-- start --
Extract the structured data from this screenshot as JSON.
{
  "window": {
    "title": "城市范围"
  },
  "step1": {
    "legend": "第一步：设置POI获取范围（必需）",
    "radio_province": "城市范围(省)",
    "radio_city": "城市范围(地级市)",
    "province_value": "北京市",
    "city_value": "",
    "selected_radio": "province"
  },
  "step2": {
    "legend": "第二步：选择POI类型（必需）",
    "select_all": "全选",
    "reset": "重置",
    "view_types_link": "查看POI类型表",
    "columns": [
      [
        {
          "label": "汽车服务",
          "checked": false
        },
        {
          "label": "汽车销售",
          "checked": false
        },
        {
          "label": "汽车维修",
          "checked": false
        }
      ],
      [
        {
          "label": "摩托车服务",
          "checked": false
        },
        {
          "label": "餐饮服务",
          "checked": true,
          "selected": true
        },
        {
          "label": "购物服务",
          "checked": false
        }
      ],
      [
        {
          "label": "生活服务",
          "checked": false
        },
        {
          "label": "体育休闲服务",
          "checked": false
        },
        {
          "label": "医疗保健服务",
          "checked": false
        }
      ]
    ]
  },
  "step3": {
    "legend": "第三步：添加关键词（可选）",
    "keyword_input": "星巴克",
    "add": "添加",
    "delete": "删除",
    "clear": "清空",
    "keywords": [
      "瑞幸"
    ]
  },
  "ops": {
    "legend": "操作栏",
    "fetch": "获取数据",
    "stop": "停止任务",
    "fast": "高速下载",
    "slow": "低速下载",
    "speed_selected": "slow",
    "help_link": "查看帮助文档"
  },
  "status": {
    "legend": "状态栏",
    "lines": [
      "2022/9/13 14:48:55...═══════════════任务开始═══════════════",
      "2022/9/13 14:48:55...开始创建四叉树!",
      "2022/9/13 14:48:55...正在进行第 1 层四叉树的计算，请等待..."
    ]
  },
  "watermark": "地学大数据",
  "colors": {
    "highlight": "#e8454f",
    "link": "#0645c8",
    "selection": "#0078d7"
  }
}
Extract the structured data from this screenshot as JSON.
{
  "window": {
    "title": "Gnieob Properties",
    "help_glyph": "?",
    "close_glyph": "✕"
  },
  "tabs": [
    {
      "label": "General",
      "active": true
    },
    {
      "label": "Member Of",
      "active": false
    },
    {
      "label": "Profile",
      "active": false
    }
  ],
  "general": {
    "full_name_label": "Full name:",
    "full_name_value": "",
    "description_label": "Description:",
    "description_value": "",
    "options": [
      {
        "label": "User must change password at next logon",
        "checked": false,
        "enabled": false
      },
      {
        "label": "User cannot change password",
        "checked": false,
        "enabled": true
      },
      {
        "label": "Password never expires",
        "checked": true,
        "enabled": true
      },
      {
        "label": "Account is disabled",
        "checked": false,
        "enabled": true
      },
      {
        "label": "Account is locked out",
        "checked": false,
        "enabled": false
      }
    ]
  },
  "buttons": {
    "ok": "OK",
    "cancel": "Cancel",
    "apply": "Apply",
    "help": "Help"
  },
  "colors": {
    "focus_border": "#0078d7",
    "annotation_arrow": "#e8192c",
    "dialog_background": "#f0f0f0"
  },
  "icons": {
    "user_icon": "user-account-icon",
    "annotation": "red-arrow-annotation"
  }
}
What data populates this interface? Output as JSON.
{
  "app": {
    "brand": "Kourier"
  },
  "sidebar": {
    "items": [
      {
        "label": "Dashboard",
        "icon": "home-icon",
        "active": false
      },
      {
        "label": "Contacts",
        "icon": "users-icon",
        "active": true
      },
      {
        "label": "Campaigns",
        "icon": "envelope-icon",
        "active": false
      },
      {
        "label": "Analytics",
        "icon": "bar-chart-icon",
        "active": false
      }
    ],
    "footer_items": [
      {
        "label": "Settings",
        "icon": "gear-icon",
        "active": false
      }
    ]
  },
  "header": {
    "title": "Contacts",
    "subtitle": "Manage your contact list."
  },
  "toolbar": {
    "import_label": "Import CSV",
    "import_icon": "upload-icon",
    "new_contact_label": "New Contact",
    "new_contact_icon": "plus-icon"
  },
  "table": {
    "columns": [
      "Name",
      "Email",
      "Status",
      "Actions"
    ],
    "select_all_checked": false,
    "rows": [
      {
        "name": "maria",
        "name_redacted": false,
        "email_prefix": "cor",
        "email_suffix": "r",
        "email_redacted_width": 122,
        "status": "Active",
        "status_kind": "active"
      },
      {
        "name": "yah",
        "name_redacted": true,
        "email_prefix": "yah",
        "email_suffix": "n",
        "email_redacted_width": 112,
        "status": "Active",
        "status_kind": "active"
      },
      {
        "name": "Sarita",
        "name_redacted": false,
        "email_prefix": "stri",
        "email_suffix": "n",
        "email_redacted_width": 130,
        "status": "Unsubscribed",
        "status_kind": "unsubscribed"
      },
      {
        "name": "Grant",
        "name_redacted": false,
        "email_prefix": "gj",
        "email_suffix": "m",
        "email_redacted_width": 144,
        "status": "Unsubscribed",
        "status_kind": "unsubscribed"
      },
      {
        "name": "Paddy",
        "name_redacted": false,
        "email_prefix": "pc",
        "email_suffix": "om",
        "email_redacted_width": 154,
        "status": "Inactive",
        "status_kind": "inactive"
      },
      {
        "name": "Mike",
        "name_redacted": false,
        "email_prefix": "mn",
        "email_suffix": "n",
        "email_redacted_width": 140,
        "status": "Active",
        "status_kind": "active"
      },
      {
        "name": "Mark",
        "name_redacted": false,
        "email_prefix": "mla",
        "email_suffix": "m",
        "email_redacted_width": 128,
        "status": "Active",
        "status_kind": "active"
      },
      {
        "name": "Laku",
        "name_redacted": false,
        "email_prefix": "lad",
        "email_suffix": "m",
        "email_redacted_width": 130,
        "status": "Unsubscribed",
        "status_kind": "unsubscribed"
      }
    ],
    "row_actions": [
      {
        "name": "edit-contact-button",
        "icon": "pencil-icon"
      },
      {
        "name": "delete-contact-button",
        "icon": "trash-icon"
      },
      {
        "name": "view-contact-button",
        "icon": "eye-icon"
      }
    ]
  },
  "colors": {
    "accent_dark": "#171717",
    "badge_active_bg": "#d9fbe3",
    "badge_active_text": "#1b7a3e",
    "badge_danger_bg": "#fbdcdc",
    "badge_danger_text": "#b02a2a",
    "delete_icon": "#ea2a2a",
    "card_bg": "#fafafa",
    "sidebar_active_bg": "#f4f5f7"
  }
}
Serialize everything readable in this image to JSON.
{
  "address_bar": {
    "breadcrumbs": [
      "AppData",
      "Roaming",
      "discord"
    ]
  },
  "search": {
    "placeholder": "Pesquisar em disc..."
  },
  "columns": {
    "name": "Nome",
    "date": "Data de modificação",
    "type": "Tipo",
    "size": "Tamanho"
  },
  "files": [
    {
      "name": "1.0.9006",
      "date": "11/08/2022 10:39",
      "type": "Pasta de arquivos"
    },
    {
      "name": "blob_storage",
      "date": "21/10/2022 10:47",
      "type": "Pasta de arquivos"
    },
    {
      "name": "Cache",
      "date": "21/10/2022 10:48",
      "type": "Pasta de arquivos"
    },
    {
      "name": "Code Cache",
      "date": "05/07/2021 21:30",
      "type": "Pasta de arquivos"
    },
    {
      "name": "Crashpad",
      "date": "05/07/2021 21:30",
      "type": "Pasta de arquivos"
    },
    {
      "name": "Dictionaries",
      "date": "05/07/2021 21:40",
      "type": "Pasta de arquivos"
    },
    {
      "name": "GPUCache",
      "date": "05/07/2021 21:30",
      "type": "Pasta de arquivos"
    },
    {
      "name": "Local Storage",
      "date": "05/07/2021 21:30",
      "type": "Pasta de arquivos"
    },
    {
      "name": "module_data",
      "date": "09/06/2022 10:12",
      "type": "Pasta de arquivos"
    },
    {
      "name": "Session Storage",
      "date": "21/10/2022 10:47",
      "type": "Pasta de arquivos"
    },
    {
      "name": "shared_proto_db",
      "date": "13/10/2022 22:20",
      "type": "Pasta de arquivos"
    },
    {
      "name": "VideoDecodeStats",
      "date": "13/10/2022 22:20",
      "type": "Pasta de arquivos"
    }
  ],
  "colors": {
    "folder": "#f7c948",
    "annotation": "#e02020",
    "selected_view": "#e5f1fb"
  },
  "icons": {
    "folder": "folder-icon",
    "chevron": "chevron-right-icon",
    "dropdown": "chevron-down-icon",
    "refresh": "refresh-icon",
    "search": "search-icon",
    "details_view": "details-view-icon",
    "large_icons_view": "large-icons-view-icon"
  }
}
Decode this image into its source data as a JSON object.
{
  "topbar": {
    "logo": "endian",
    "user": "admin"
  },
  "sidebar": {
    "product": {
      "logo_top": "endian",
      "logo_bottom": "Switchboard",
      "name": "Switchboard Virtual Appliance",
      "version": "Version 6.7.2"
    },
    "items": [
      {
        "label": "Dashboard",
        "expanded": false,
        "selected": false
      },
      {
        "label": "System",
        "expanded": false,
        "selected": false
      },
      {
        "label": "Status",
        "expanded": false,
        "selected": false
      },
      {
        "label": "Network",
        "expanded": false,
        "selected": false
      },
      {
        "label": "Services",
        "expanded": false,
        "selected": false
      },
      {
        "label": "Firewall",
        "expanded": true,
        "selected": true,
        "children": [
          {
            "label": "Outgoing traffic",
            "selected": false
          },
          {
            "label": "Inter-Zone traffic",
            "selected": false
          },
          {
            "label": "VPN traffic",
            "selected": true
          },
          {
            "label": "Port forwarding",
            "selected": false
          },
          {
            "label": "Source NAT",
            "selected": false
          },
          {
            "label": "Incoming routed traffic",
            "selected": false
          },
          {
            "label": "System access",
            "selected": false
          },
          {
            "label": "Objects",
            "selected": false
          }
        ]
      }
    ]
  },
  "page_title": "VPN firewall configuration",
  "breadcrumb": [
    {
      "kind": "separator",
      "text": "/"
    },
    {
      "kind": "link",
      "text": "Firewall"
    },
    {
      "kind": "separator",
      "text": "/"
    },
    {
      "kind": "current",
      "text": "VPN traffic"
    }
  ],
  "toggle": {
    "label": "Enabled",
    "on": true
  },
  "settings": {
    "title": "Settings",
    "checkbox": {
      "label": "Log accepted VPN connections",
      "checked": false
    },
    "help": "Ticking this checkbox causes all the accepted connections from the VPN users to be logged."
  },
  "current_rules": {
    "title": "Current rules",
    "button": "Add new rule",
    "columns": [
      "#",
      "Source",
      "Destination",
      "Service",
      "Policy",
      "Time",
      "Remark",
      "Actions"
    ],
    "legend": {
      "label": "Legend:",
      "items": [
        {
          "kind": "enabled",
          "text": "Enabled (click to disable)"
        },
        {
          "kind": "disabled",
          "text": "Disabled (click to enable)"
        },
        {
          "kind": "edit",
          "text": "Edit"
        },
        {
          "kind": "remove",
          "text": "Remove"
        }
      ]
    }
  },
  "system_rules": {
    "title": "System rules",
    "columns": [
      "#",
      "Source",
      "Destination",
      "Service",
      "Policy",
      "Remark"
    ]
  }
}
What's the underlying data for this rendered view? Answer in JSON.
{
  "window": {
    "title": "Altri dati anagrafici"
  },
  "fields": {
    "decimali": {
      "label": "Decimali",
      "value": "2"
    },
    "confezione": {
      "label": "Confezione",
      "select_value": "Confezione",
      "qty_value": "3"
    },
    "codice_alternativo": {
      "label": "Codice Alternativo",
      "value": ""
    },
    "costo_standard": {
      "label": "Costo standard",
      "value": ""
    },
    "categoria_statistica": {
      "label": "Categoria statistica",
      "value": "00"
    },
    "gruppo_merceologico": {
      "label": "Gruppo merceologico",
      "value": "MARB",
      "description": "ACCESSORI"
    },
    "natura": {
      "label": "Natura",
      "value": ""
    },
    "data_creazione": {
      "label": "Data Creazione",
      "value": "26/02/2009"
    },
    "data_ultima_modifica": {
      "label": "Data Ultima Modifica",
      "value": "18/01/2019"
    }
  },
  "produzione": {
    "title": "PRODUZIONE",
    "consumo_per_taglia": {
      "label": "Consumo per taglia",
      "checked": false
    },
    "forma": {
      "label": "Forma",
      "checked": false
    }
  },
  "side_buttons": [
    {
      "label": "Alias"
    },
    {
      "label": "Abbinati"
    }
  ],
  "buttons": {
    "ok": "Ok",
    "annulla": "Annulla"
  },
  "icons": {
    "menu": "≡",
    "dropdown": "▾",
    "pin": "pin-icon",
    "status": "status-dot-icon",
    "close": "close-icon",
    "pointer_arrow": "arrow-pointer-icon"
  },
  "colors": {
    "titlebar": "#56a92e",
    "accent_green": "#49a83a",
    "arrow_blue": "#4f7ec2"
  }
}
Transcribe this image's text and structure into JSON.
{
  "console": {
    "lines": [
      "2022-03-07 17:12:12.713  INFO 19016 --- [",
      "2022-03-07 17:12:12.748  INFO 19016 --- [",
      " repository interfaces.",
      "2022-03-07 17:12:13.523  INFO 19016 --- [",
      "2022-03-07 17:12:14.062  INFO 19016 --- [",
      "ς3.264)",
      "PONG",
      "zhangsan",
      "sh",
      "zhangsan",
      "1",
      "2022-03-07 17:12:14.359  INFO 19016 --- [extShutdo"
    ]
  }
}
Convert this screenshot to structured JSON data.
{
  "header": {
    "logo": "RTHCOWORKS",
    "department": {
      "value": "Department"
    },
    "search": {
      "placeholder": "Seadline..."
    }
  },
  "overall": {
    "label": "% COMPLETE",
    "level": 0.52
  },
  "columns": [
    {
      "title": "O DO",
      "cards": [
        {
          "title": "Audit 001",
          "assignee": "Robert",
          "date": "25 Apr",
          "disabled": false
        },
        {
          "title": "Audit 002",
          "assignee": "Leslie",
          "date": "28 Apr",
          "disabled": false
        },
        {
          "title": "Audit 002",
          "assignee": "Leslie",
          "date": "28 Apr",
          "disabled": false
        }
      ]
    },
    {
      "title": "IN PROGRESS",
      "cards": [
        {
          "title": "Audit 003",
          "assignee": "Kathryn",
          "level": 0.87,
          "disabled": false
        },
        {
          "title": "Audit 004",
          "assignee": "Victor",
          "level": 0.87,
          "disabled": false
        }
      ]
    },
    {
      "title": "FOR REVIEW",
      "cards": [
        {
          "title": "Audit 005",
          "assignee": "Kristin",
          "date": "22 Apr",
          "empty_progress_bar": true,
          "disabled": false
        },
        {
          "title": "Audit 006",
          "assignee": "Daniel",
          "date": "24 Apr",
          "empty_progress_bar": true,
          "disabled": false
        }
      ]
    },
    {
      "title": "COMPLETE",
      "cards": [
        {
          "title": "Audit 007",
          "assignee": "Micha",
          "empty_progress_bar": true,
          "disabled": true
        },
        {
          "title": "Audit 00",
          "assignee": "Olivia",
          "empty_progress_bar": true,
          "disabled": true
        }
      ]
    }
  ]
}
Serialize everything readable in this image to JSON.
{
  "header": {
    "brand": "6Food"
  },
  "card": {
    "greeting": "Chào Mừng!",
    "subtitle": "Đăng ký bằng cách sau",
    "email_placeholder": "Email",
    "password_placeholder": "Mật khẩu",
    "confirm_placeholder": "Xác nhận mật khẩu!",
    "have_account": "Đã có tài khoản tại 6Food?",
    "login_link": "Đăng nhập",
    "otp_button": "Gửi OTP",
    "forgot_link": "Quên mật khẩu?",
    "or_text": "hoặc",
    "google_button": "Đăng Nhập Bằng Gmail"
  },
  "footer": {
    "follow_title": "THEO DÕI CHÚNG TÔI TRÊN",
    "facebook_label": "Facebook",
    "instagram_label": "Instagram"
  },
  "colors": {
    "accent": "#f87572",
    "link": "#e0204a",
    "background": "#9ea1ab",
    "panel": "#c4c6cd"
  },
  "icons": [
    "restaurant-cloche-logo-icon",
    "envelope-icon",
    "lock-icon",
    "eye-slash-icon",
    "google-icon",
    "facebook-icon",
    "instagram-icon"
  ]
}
-- end --
From the data above, gather every line that includes the word "dropdown".

    "dropdown": "chevron-down-icon",
    "dropdown": "▾",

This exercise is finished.